- _What you are asked to do_: Find every line of the listing below where "conditions" appears, and copy it.

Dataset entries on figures
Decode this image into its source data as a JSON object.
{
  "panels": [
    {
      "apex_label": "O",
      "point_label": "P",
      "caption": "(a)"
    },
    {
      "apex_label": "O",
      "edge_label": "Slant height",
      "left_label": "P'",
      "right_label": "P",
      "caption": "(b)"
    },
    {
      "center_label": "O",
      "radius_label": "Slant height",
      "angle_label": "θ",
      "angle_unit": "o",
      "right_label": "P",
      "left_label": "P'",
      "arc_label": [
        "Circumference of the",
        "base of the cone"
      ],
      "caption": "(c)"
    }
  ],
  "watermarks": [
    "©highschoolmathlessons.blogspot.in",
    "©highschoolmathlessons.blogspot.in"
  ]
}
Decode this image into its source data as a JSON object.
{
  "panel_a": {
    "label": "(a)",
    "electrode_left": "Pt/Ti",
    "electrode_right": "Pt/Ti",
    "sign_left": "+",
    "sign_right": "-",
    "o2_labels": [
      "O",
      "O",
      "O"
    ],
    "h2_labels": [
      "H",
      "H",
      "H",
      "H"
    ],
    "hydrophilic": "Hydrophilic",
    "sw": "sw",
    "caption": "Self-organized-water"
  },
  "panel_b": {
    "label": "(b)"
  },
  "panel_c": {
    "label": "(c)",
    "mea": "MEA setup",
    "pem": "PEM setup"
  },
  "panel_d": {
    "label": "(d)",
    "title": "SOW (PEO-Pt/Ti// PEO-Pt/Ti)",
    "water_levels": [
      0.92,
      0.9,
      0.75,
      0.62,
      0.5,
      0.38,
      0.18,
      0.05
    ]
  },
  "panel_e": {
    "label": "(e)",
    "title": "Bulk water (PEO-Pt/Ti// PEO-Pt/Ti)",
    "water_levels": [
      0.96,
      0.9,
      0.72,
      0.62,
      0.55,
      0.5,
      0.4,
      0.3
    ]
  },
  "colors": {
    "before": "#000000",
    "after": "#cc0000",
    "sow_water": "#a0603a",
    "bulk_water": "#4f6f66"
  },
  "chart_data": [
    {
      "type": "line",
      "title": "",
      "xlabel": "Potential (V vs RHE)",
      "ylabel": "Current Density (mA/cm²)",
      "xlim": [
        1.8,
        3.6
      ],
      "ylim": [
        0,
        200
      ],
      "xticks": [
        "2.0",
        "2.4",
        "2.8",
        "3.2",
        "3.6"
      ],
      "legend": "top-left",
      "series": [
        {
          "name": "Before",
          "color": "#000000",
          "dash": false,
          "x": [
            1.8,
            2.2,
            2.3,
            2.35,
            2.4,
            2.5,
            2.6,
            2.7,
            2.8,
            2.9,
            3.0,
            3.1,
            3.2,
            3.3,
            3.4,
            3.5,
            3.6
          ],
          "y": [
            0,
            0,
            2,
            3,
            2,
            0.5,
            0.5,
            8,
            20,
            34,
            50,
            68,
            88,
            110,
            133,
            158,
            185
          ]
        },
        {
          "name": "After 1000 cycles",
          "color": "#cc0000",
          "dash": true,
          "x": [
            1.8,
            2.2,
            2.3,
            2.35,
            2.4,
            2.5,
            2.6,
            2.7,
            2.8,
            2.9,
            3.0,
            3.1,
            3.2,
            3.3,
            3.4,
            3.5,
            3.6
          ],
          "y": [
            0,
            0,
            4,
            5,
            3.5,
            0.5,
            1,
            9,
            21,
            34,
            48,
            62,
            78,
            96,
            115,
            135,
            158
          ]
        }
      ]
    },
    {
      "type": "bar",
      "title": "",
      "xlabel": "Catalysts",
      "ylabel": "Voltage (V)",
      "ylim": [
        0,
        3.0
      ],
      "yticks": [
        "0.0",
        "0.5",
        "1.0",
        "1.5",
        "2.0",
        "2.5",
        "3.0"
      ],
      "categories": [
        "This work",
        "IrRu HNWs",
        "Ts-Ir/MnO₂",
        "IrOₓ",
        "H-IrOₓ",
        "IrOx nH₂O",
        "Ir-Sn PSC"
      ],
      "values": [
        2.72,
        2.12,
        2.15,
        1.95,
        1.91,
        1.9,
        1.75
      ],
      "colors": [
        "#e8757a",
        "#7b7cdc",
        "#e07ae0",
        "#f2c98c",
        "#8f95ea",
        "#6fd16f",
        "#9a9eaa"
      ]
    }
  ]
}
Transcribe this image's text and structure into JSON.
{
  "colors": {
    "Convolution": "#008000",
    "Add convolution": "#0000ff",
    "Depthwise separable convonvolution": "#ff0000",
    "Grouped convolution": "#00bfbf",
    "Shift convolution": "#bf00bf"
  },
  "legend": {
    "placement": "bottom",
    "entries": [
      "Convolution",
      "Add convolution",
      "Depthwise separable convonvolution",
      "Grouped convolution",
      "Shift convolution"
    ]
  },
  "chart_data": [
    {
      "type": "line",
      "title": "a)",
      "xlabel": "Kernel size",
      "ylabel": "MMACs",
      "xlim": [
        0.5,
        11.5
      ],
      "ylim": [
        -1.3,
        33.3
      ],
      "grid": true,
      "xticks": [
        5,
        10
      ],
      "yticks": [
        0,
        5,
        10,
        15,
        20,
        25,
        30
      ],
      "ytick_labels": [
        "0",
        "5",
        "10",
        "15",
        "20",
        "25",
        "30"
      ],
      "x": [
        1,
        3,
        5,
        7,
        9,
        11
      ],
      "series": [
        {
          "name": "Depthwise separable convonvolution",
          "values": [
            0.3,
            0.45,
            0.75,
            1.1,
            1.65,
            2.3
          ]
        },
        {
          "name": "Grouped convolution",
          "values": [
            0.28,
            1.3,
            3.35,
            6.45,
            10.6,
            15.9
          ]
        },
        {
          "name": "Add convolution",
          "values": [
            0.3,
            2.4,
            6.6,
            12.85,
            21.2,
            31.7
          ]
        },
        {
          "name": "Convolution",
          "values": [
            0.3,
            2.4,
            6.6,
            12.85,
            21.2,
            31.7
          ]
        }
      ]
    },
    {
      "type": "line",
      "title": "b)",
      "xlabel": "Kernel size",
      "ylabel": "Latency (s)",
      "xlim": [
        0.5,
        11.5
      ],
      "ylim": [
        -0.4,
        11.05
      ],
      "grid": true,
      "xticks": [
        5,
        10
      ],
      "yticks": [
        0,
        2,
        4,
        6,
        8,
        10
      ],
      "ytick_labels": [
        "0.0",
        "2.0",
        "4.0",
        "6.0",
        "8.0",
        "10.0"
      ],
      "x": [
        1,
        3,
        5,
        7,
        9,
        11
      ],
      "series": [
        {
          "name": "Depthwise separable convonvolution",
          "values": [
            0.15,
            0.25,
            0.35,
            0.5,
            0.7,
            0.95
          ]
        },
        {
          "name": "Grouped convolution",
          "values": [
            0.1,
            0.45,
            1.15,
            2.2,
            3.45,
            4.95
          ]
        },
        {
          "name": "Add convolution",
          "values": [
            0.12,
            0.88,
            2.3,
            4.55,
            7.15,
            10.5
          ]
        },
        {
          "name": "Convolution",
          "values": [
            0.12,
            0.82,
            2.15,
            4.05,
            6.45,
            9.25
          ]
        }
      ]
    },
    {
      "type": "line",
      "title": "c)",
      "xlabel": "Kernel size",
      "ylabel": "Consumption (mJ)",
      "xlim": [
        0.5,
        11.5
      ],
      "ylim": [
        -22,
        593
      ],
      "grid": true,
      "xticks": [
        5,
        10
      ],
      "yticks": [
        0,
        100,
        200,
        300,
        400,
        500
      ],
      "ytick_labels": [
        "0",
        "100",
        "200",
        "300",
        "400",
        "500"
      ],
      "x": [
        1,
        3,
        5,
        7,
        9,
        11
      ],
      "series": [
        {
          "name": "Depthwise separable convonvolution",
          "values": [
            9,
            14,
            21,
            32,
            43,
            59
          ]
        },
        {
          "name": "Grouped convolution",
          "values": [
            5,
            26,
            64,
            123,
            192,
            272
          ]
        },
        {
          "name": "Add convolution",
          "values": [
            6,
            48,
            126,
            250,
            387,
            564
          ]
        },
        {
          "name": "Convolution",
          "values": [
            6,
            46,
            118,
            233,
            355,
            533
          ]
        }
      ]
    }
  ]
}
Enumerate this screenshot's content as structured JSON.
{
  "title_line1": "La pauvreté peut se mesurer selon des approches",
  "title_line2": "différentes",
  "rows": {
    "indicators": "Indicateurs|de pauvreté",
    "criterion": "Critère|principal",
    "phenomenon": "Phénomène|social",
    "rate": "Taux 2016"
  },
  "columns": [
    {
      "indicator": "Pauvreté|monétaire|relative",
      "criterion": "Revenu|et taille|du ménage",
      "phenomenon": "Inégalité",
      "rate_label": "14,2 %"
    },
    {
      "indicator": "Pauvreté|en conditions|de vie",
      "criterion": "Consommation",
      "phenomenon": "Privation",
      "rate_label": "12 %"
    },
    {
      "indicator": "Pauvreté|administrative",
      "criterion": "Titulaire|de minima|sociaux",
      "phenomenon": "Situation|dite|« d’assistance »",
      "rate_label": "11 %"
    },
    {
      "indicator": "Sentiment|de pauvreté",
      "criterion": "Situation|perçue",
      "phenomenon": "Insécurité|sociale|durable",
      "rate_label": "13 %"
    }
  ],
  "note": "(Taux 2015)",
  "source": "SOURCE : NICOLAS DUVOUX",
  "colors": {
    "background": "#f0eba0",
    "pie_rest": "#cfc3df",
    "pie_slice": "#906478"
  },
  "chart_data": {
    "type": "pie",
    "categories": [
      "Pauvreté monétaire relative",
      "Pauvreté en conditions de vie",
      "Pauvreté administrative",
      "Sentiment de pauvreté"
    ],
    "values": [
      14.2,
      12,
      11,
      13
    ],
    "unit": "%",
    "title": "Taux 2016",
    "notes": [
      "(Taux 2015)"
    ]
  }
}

- _Output for this exercise_:
      "indicator": "Pauvreté|en conditions|de vie",
      "Pauvreté en conditions de vie",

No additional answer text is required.